### Given records ###

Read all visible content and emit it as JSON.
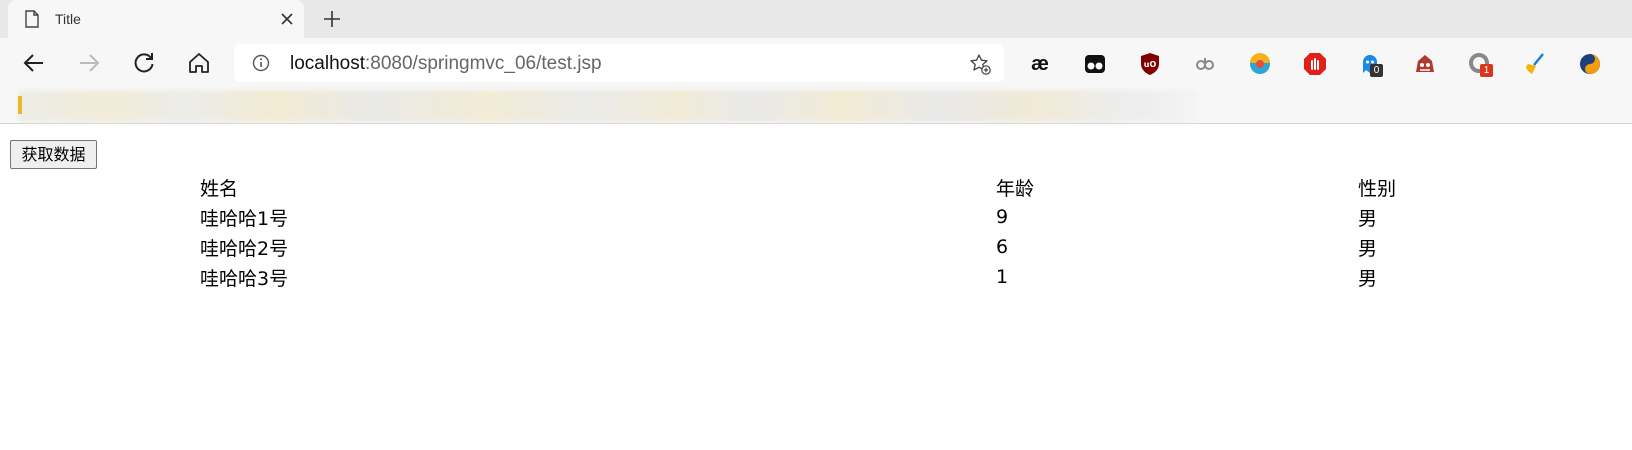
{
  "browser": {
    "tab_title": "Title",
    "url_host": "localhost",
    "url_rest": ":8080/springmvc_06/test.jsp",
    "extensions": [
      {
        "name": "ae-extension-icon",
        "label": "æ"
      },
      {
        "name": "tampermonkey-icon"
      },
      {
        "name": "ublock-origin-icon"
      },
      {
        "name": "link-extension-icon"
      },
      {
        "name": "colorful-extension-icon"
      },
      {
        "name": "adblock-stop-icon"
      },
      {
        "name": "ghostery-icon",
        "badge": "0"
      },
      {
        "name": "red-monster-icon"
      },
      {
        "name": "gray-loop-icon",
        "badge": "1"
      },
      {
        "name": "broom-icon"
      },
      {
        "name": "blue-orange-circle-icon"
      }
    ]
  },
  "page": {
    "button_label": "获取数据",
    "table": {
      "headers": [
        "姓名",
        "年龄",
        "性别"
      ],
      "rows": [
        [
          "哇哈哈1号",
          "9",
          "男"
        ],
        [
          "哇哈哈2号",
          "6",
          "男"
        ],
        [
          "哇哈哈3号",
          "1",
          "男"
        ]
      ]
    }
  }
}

###
### Given records ###

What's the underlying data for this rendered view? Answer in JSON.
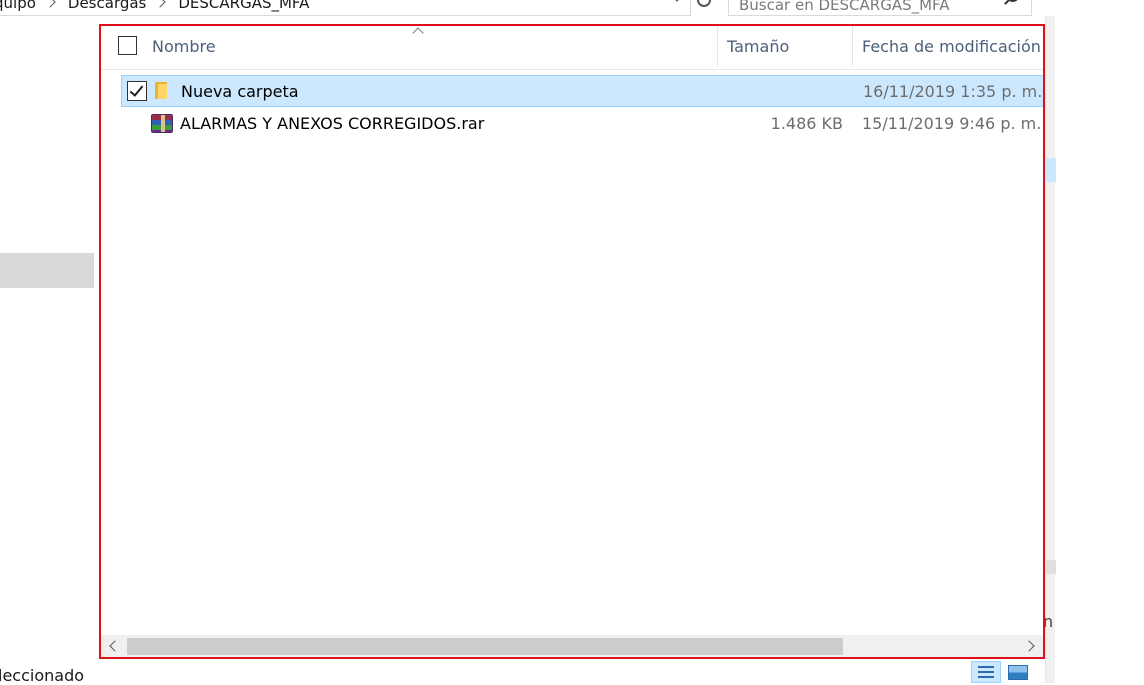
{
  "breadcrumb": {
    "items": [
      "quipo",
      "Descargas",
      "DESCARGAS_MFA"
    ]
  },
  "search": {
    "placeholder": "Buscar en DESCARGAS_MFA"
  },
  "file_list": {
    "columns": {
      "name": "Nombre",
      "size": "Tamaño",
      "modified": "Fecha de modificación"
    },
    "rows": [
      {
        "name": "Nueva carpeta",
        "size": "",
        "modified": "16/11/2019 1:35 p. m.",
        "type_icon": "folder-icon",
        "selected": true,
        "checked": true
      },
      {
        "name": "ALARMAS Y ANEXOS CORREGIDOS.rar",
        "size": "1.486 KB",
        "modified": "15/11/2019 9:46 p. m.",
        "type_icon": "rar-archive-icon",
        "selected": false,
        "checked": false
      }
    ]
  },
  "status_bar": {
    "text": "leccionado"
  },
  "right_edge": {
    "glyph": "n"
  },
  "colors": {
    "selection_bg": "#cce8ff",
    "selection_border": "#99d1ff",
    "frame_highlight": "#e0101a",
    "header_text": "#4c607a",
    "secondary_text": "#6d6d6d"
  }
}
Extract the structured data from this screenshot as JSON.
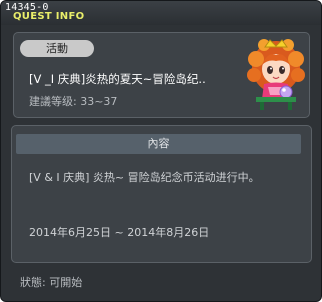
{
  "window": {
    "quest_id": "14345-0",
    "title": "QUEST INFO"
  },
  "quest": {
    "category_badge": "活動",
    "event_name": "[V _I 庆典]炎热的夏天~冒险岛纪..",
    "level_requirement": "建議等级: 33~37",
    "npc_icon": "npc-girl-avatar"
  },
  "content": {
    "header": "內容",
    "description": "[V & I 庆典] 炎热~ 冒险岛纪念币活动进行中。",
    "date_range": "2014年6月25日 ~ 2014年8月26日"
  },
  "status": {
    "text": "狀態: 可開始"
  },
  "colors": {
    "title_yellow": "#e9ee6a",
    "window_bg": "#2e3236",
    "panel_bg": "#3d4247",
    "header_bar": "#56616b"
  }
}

###

Exercise directions → In the records, locate each line holding the string "this" and copy it.

Exercise response →
What's the underlying data for this rendered view? Answer in JSON.
Extract the structured data from this screenshot as JSON.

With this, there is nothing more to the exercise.